<<<<

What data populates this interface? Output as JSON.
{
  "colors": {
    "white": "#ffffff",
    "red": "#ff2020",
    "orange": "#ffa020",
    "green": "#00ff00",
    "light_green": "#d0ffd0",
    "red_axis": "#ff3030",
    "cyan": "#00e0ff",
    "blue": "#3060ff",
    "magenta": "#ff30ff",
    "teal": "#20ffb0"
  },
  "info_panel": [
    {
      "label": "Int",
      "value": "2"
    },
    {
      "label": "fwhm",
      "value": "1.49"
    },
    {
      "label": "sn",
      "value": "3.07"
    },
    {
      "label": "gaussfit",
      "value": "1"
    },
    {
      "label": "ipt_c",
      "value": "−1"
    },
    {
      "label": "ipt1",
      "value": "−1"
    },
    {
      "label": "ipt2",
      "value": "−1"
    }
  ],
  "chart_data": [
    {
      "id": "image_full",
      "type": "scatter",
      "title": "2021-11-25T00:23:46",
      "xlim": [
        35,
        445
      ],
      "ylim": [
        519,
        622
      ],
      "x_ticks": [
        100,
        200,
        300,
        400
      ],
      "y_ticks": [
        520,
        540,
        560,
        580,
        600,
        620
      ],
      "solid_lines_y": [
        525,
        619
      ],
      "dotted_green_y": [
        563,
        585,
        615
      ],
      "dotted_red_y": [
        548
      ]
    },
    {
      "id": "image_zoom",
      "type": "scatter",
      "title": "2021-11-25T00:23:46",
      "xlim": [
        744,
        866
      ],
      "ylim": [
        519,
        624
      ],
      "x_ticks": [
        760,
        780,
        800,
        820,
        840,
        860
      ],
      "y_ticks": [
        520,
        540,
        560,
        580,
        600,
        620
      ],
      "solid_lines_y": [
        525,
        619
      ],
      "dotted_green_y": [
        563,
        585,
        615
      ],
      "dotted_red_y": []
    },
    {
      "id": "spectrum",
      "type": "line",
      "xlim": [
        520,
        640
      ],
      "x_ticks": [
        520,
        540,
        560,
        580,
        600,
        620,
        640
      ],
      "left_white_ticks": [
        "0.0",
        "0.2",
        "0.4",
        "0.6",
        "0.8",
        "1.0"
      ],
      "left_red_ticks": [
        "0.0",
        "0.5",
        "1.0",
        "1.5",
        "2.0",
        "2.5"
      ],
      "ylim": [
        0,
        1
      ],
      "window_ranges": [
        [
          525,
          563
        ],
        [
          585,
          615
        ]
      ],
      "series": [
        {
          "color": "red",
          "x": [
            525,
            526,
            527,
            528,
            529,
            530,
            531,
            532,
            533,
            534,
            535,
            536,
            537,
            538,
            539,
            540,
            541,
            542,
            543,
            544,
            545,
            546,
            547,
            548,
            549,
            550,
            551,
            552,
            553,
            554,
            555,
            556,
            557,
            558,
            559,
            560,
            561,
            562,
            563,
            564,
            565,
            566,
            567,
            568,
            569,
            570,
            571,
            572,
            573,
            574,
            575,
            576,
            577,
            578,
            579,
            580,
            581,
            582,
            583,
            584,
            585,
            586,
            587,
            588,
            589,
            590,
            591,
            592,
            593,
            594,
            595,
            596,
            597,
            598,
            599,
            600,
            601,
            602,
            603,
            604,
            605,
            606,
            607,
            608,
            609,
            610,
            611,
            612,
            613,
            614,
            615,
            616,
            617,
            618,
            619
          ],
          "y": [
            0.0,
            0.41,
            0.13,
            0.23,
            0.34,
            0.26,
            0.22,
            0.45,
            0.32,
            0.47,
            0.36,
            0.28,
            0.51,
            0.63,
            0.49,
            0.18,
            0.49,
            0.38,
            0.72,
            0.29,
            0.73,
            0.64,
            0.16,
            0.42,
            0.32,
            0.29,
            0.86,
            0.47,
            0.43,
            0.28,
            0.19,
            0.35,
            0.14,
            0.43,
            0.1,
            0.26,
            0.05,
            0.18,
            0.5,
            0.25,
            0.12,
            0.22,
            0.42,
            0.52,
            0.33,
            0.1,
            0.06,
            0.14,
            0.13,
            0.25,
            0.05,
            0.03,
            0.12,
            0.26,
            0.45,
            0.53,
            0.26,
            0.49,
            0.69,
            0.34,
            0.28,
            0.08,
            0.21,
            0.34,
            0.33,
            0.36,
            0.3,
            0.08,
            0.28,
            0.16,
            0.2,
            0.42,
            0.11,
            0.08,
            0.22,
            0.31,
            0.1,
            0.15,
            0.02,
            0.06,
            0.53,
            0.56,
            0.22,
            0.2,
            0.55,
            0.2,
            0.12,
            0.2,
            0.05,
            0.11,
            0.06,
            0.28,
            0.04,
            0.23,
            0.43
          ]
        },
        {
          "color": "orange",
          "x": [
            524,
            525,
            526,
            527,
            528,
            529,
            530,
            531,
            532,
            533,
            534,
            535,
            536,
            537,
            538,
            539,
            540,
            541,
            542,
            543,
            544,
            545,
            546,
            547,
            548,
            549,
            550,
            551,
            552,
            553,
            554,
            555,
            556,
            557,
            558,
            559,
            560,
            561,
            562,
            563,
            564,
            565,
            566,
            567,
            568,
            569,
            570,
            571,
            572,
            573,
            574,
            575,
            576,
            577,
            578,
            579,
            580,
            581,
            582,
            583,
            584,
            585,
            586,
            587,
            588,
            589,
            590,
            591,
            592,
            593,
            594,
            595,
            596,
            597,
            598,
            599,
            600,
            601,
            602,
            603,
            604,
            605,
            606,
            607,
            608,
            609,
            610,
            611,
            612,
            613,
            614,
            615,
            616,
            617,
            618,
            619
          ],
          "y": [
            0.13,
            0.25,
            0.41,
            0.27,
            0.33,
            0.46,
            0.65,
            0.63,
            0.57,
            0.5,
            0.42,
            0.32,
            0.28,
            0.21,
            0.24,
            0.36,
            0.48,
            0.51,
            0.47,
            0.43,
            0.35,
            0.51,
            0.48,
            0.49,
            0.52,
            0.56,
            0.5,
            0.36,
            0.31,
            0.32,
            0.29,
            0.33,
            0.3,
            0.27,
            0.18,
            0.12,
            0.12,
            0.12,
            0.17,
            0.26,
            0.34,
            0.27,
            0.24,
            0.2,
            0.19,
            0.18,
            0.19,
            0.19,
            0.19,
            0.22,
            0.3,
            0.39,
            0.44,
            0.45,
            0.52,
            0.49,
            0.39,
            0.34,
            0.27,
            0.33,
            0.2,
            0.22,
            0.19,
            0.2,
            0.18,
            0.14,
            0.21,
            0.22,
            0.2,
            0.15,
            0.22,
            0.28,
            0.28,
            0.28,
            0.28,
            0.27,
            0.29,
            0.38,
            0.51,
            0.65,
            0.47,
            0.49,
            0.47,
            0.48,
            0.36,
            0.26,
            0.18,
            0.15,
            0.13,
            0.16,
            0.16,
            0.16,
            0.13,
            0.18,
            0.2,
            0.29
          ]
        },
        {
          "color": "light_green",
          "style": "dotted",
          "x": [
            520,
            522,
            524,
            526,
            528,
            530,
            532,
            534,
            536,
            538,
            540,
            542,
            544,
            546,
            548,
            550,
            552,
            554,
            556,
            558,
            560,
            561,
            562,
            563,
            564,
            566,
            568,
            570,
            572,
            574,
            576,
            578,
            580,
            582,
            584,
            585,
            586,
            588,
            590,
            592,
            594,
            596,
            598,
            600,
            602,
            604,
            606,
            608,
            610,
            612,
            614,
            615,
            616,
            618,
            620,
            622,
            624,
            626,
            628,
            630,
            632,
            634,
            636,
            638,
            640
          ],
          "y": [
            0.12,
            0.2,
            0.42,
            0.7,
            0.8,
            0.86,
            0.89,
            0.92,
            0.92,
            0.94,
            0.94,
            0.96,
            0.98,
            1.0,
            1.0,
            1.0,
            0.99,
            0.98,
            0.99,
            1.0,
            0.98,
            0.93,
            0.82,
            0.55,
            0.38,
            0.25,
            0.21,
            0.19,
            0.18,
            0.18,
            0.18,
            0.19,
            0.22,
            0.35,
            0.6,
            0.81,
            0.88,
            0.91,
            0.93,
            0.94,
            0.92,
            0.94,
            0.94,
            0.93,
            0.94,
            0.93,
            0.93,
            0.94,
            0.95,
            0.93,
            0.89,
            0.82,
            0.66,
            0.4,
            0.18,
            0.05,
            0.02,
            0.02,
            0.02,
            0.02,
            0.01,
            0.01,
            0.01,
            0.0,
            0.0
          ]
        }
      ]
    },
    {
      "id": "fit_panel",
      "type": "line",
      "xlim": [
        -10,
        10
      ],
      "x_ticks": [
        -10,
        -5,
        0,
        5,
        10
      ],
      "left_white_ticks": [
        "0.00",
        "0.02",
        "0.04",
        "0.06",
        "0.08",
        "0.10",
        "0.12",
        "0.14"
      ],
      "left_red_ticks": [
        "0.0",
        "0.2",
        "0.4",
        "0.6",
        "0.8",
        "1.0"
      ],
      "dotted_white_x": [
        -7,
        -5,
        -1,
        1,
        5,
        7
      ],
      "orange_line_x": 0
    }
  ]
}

>>>>

• _WHAT THE TASK REQUIRES_
Which lines in the records above contain the string "label"? Copy each one.

• _RESULT BELOW_
      "label": "Int",
      "label": "fwhm",
      "label": "sn",
      "label": "gaussfit",
      "label": "ipt_c",
      "label": "ipt1",
      "label": "ipt2",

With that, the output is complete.